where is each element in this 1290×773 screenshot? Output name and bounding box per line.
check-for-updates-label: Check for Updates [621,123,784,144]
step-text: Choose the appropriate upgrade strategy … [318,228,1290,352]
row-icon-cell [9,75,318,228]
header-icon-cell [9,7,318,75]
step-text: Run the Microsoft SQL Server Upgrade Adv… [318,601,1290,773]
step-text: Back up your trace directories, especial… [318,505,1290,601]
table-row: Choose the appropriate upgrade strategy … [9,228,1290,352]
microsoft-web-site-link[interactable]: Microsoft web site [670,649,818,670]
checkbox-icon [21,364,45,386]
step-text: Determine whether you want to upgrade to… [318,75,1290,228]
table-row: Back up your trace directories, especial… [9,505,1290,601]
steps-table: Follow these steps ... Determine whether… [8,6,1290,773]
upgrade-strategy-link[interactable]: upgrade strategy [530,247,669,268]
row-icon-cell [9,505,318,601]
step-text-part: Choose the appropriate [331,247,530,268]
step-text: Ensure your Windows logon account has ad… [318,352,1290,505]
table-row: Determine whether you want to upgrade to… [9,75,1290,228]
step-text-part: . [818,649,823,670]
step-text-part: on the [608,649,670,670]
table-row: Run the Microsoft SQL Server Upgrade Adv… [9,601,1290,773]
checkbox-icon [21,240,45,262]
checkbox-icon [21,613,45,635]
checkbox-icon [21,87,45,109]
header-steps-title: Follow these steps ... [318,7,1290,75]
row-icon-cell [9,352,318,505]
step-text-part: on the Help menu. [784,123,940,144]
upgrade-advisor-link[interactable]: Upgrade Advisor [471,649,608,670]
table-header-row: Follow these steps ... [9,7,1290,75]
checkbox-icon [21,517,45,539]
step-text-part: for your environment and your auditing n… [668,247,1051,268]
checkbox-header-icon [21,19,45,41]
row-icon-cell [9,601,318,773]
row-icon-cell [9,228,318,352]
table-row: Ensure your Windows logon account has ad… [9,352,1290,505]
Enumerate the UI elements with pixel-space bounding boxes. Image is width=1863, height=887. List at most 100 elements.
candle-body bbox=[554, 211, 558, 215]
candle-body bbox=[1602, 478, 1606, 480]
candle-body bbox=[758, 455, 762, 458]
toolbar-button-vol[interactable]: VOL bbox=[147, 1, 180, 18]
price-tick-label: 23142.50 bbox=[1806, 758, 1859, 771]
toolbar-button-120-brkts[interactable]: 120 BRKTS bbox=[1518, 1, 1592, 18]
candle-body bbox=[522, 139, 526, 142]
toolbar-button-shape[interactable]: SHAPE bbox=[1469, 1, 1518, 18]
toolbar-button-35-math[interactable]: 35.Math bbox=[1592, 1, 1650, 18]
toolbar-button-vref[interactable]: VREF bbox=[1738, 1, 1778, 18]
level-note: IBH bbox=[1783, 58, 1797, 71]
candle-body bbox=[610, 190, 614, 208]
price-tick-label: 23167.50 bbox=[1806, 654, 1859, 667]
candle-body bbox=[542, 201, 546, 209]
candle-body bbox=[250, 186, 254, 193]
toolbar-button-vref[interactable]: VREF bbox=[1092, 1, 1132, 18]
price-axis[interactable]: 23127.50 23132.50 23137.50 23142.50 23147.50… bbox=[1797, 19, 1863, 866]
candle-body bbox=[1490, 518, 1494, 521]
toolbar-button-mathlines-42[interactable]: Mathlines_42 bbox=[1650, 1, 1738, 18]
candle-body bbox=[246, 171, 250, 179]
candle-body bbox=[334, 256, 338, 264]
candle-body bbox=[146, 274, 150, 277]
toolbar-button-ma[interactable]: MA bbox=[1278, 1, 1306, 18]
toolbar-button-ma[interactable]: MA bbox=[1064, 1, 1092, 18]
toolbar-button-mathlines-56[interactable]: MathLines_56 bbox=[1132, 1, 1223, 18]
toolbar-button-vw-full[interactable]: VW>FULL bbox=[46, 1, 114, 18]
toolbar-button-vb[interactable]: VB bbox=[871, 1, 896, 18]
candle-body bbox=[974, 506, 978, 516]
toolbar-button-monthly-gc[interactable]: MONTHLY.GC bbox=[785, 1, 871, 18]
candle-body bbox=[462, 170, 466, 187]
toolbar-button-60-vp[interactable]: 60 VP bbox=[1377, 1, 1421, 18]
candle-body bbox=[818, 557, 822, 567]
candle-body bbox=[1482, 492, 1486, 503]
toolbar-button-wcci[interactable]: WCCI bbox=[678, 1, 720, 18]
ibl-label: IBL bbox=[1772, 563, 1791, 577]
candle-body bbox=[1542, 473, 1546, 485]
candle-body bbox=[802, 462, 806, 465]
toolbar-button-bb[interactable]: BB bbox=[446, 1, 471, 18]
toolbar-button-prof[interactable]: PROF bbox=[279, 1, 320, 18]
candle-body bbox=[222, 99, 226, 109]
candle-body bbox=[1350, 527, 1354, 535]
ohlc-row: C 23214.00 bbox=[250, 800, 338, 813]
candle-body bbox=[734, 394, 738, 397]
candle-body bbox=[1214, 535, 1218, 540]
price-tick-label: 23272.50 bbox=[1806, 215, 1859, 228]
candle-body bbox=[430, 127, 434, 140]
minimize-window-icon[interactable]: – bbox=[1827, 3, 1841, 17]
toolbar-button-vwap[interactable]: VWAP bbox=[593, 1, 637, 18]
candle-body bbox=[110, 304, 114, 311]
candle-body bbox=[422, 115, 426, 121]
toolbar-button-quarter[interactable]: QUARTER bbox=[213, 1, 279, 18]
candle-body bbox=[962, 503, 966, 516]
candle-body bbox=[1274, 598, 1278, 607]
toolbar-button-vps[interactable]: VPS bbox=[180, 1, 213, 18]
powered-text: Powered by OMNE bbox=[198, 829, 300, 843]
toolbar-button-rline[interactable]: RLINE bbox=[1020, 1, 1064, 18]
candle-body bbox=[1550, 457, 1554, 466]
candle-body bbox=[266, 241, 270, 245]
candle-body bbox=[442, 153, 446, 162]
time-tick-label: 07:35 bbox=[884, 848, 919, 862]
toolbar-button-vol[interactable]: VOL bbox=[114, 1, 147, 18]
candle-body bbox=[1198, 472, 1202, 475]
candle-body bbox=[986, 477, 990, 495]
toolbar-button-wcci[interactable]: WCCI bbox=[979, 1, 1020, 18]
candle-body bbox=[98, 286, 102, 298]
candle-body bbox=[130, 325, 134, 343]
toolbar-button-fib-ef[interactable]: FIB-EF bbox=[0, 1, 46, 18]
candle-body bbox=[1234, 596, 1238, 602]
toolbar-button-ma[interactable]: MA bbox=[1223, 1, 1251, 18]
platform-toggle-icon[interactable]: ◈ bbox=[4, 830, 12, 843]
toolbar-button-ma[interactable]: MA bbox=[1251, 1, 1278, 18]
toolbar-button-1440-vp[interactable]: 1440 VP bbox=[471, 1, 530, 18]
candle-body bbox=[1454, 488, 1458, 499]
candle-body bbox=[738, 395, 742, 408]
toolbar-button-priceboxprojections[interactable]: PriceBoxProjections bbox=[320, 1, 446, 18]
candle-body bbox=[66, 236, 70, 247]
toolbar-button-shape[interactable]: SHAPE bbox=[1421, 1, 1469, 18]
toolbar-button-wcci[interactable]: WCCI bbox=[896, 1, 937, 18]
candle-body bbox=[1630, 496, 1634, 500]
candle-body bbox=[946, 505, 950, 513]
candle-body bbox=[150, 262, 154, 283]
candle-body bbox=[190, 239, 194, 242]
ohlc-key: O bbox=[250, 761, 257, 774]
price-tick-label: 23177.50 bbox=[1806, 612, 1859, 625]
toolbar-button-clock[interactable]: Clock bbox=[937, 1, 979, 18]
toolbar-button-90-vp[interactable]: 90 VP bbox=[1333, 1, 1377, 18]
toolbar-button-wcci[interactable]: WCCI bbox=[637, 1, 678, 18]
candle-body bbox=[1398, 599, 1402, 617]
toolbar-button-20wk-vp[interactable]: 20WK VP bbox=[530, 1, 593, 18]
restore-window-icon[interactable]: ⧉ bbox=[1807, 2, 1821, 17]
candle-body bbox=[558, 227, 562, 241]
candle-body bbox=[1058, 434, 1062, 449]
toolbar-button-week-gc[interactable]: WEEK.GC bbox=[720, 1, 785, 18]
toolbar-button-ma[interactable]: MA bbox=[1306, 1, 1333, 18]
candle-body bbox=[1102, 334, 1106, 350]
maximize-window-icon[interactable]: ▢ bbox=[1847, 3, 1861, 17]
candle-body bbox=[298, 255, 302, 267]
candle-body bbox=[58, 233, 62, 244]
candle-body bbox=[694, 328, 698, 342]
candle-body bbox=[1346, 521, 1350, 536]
------------------------------------------------------------
Repeat the listing above word for word, starting with its first line and stopping after the line that contains "step-text: Run the".

WRITTEN SOLUTION –
where is each element in this 1290×773 screenshot? Output name and bounding box per line.
check-for-updates-label: Check for Updates [621,123,784,144]
step-text: Choose the appropriate upgrade strategy … [318,228,1290,352]
row-icon-cell [9,75,318,228]
header-icon-cell [9,7,318,75]
step-text: Run the Microsoft SQL Server Upgrade Adv… [318,601,1290,773]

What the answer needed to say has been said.